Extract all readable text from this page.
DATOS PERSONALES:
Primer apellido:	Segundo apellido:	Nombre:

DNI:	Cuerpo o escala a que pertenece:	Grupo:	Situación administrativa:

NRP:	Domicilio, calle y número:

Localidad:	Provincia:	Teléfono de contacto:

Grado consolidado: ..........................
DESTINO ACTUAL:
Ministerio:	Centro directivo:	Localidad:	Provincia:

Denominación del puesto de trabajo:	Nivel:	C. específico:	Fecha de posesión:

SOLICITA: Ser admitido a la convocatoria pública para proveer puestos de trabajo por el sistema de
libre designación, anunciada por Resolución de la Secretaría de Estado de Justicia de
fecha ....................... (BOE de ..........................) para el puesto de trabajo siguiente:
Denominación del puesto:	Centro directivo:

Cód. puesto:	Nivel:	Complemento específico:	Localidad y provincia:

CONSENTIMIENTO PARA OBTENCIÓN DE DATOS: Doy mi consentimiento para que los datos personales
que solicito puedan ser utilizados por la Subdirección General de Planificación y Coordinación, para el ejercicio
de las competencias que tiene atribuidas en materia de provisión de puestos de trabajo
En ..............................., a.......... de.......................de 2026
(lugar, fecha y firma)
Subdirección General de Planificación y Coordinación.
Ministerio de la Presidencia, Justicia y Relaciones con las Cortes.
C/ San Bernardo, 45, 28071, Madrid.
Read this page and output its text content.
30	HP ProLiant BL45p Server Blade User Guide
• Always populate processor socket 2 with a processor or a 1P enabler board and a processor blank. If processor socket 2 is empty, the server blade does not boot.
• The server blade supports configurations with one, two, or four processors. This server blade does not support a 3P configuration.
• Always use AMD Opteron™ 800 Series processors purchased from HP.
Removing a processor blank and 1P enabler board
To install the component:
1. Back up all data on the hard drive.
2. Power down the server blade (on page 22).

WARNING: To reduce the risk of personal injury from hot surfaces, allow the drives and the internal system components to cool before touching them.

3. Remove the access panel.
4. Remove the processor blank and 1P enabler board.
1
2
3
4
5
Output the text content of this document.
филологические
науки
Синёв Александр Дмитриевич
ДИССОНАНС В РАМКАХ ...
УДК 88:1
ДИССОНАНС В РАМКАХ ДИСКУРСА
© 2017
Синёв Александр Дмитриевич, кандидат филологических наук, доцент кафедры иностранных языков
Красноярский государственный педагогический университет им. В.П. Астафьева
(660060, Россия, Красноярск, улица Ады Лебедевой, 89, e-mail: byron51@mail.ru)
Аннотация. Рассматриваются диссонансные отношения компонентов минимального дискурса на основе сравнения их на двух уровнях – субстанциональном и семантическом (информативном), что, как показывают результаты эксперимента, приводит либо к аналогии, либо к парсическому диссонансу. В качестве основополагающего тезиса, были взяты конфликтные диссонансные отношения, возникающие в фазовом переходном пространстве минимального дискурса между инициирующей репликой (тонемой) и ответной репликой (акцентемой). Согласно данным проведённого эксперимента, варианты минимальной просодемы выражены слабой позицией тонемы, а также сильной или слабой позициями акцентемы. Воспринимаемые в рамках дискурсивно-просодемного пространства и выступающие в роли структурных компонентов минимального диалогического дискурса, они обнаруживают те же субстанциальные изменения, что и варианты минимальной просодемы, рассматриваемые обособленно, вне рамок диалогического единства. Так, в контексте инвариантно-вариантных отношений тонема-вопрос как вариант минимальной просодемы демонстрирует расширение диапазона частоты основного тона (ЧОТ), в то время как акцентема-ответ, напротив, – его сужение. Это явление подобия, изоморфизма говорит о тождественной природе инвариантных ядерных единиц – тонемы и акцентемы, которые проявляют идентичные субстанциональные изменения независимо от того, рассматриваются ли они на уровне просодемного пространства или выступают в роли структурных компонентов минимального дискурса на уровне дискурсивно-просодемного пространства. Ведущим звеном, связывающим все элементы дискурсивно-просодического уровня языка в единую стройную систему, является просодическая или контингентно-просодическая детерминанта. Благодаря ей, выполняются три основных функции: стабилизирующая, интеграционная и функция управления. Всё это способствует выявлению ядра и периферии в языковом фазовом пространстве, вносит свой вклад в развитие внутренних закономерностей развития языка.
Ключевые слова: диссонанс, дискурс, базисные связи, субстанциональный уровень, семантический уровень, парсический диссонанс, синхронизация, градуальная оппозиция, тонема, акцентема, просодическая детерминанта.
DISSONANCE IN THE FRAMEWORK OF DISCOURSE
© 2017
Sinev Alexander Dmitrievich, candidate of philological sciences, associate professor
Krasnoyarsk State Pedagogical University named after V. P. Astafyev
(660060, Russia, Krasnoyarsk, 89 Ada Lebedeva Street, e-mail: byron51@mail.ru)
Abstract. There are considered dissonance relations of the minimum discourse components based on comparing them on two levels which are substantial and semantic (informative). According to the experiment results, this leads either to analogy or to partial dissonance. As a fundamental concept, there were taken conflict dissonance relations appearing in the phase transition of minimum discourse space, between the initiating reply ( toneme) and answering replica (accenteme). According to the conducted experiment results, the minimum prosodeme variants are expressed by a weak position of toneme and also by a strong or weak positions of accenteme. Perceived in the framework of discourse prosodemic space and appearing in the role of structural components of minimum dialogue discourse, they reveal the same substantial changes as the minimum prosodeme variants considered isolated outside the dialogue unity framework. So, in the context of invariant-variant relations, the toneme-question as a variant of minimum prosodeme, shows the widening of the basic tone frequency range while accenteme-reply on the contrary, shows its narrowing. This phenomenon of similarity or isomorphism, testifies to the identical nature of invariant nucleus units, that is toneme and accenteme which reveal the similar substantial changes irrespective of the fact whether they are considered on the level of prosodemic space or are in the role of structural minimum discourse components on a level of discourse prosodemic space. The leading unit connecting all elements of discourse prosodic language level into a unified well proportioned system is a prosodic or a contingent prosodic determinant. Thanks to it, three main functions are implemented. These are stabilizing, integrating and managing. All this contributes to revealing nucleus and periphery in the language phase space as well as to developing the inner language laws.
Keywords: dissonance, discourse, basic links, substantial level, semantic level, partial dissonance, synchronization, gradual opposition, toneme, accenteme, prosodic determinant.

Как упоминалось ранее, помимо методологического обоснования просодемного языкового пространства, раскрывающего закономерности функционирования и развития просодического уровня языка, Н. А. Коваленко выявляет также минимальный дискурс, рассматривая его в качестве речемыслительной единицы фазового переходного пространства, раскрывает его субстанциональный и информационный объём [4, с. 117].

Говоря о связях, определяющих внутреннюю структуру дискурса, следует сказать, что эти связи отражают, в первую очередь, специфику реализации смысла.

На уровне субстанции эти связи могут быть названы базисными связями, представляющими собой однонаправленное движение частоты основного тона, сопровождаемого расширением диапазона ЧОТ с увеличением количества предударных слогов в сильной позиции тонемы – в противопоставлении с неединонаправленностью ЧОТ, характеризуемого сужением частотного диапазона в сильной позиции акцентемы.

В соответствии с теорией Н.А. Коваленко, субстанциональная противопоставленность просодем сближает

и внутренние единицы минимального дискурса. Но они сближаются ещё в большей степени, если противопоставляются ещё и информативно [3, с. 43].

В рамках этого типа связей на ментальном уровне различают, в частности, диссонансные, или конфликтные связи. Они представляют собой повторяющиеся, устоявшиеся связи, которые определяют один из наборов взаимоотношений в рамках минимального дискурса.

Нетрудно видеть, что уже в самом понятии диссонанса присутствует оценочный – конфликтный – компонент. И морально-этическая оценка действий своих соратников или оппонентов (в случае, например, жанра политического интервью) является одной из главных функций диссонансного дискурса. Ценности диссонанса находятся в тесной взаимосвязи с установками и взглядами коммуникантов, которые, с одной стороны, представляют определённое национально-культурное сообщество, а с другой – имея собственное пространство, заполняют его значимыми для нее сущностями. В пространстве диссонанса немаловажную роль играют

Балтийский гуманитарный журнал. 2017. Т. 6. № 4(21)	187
━━━━━━━━━━━━━━━━
The records above should be duplicated in full, exactly as given.

Extract all readable text from this page.
DATOS PERSONALES:
Primer apellido:	Segundo apellido:	Nombre:

DNI:	Cuerpo o escala a que pertenece:	Grupo:	Situación administrativa:

NRP:	Domicilio, calle y número:

Localidad:	Provincia:	Teléfono de contacto:

Grado consolidado: ..........................
DESTINO ACTUAL:
Ministerio:	Centro directivo:	Localidad:	Provincia:

Denominación del puesto de trabajo:	Nivel:	C. específico:	Fecha de posesión:

SOLICITA: Ser admitido a la convocatoria pública para proveer puestos de trabajo por el sistema de
libre designación, anunciada por Resolución de la Secretaría de Estado de Justicia de
fecha ....................... (BOE de ..........................) para el puesto de trabajo siguiente:
Denominación del puesto:	Centro directivo:

Cód. puesto:	Nivel:	Complemento específico:	Localidad y provincia:

CONSENTIMIENTO PARA OBTENCIÓN DE DATOS: Doy mi consentimiento para que los datos personales
que solicito puedan ser utilizados por la Subdirección General de Planificación y Coordinación, para el ejercicio
de las competencias que tiene atribuidas en materia de provisión de puestos de trabajo
En ..............................., a.......... de.......................de 2026
(lugar, fecha y firma)
Subdirección General de Planificación y Coordinación.
Ministerio de la Presidencia, Justicia y Relaciones con las Cortes.
C/ San Bernardo, 45, 28071, Madrid.
Read this page and output its text content.
30	HP ProLiant BL45p Server Blade User Guide
• Always populate processor socket 2 with a processor or a 1P enabler board and a processor blank. If processor socket 2 is empty, the server blade does not boot.
• The server blade supports configurations with one, two, or four processors. This server blade does not support a 3P configuration.
• Always use AMD Opteron™ 800 Series processors purchased from HP.
Removing a processor blank and 1P enabler board
To install the component:
1. Back up all data on the hard drive.
2. Power down the server blade (on page 22).

WARNING: To reduce the risk of personal injury from hot surfaces, allow the drives and the internal system components to cool before touching them.

3. Remove the access panel.
4. Remove the processor blank and 1P enabler board.
1
2
3
4
5
Output the text content of this document.
филологические
науки
Синёв Александр Дмитриевич
ДИССОНАНС В РАМКАХ ...
УДК 88:1
ДИССОНАНС В РАМКАХ ДИСКУРСА
© 2017
Синёв Александр Дмитриевич, кандидат филологических наук, доцент кафедры иностранных языков
Красноярский государственный педагогический университет им. В.П. Астафьева
(660060, Россия, Красноярск, улица Ады Лебедевой, 89, e-mail: byron51@mail.ru)
Аннотация. Рассматриваются диссонансные отношения компонентов минимального дискурса на основе сравнения их на двух уровнях – субстанциональном и семантическом (информативном), что, как показывают результаты эксперимента, приводит либо к аналогии, либо к парсическому диссонансу. В качестве основополагающего тезиса, были взяты конфликтные диссонансные отношения, возникающие в фазовом переходном пространстве минимального дискурса между инициирующей репликой (тонемой) и ответной репликой (акцентемой). Согласно данным проведённого эксперимента, варианты минимальной просодемы выражены слабой позицией тонемы, а также сильной или слабой позициями акцентемы. Воспринимаемые в рамках дискурсивно-просодемного пространства и выступающие в роли структурных компонентов минимального диалогического дискурса, они обнаруживают те же субстанциальные изменения, что и варианты минимальной просодемы, рассматриваемые обособленно, вне рамок диалогического единства. Так, в контексте инвариантно-вариантных отношений тонема-вопрос как вариант минимальной просодемы демонстрирует расширение диапазона частоты основного тона (ЧОТ), в то время как акцентема-ответ, напротив, – его сужение. Это явление подобия, изоморфизма говорит о тождественной природе инвариантных ядерных единиц – тонемы и акцентемы, которые проявляют идентичные субстанциональные изменения независимо от того, рассматриваются ли они на уровне просодемного пространства или выступают в роли структурных компонентов минимального дискурса на уровне дискурсивно-просодемного пространства. Ведущим звеном, связывающим все элементы дискурсивно-просодического уровня языка в единую стройную систему, является просодическая или контингентно-просодическая детерминанта. Благодаря ей, выполняются три основных функции: стабилизирующая, интеграционная и функция управления. Всё это способствует выявлению ядра и периферии в языковом фазовом пространстве, вносит свой вклад в развитие внутренних закономерностей развития языка.
Ключевые слова: диссонанс, дискурс, базисные связи, субстанциональный уровень, семантический уровень, парсический диссонанс, синхронизация, градуальная оппозиция, тонема, акцентема, просодическая детерминанта.
DISSONANCE IN THE FRAMEWORK OF DISCOURSE
© 2017
Sinev Alexander Dmitrievich, candidate of philological sciences, associate professor
Krasnoyarsk State Pedagogical University named after V. P. Astafyev
(660060, Russia, Krasnoyarsk, 89 Ada Lebedeva Street, e-mail: byron51@mail.ru)
Abstract. There are considered dissonance relations of the minimum discourse components based on comparing them on two levels which are substantial and semantic (informative). According to the experiment results, this leads either to analogy or to partial dissonance. As a fundamental concept, there were taken conflict dissonance relations appearing in the phase transition of minimum discourse space, between the initiating reply ( toneme) and answering replica (accenteme). According to the conducted experiment results, the minimum prosodeme variants are expressed by a weak position of toneme and also by a strong or weak positions of accenteme. Perceived in the framework of discourse prosodemic space and appearing in the role of structural components of minimum dialogue discourse, they reveal the same substantial changes as the minimum prosodeme variants considered isolated outside the dialogue unity framework. So, in the context of invariant-variant relations, the toneme-question as a variant of minimum prosodeme, shows the widening of the basic tone frequency range while accenteme-reply on the contrary, shows its narrowing. This phenomenon of similarity or isomorphism, testifies to the identical nature of invariant nucleus units, that is toneme and accenteme which reveal the similar substantial changes irrespective of the fact whether they are considered on the level of prosodemic space or are in the role of structural minimum discourse components on a level of discourse prosodemic space. The leading unit connecting all elements of discourse prosodic language level into a unified well proportioned system is a prosodic or a contingent prosodic determinant. Thanks to it, three main functions are implemented. These are stabilizing, integrating and managing. All this contributes to revealing nucleus and periphery in the language phase space as well as to developing the inner language laws.
Keywords: dissonance, discourse, basic links, substantial level, semantic level, partial dissonance, synchronization, gradual opposition, toneme, accenteme, prosodic determinant.

Как упоминалось ранее, помимо методологического обоснования просодемного языкового пространства, раскрывающего закономерности функционирования и развития просодического уровня языка, Н. А. Коваленко выявляет также минимальный дискурс, рассматривая его в качестве речемыслительной единицы фазового переходного пространства, раскрывает его субстанциональный и информационный объём [4, с. 117].

Говоря о связях, определяющих внутреннюю структуру дискурса, следует сказать, что эти связи отражают, в первую очередь, специфику реализации смысла.

На уровне субстанции эти связи могут быть названы базисными связями, представляющими собой однонаправленное движение частоты основного тона, сопровождаемого расширением диапазона ЧОТ с увеличением количества предударных слогов в сильной позиции тонемы – в противопоставлении с неединонаправленностью ЧОТ, характеризуемого сужением частотного диапазона в сильной позиции акцентемы.

В соответствии с теорией Н.А. Коваленко, субстанциональная противопоставленность просодем сближает

и внутренние единицы минимального дискурса. Но они сближаются ещё в большей степени, если противопоставляются ещё и информативно [3, с. 43].

В рамках этого типа связей на ментальном уровне различают, в частности, диссонансные, или конфликтные связи. Они представляют собой повторяющиеся, устоявшиеся связи, которые определяют один из наборов взаимоотношений в рамках минимального дискурса.

Нетрудно видеть, что уже в самом понятии диссонанса присутствует оценочный – конфликтный – компонент. И морально-этическая оценка действий своих соратников или оппонентов (в случае, например, жанра политического интервью) является одной из главных функций диссонансного дискурса. Ценности диссонанса находятся в тесной взаимосвязи с установками и взглядами коммуникантов, которые, с одной стороны, представляют определённое национально-культурное сообщество, а с другой – имея собственное пространство, заполняют его значимыми для нее сущностями. В пространстве диссонанса немаловажную роль играют

Балтийский гуманитарный журнал. 2017. Т. 6. № 4(21)	187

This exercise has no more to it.